PASSAGE PROVIDED
────────────────────────────────────────

MERIP Press Information - Note 38
The Peres-Arafat Agreement: Can It Work?
By Mouin Rabbani
(Mouin Rabbani is director of the Palestinian American Research Center in
Ramallah, the West Bank.)
Within hours of the November 2 announcement that PLO Chairman Yasser Arafat
and the Israeli Minister of Regional Cooperation, Shimon Peres, had agreed
to implement the understandings reached between Israel and the Palestinian
Authority (PA) at the October Sharm al-Sheikh summit, Israeli soldiers shot
and killed teenage Palestinian demonstrator Khalid Rezaq in the village of
Hizma near Jerusalem. Another Palestinian, Adli Abeid, succumbed to wounds
sustained a day earlier at the Mintar/Karni crossing on the eastern border
of the Gaza Strip. Peres pleaded for "two or three days without funerals" to
"normalize" the situation on the ground and permit a resumption of
negotiations. But the underlying political calculus on both sides does not
bode well for this latest attempt to restore the status quo as it existed
immediately prior to Likud leader Ariel Sharon's September 28 entrance to
the Haram al-Sharif.

────────────────────────────────────────

RECORDED DATA
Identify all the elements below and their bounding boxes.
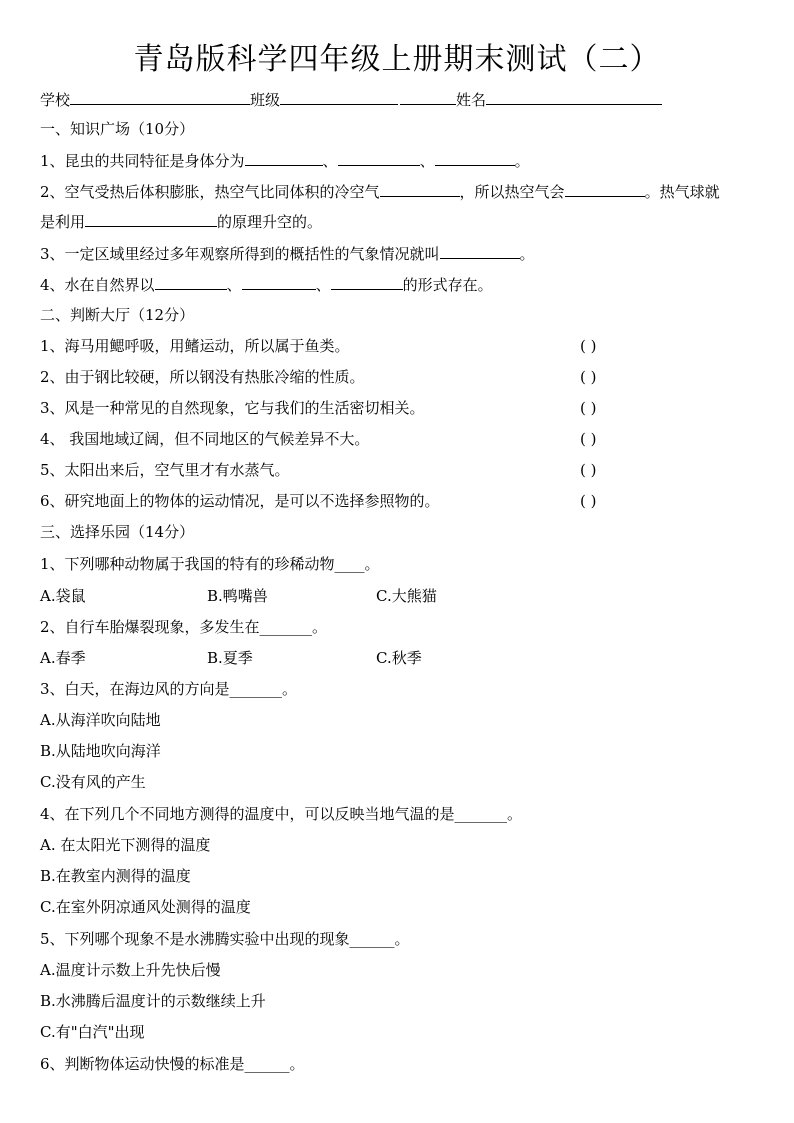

────────────────────────────────────────

YOUR GOAL
List every person named in the article on the Peres-Arafat agreement. Answer using only the article on the Peres-Arafat agreement.

EXERCISE ANSWER
Mouin Rabbani, Yasser Arafat, Shimon Peres, Khalid Rezaq, Adli Abeid, Ariel Sharon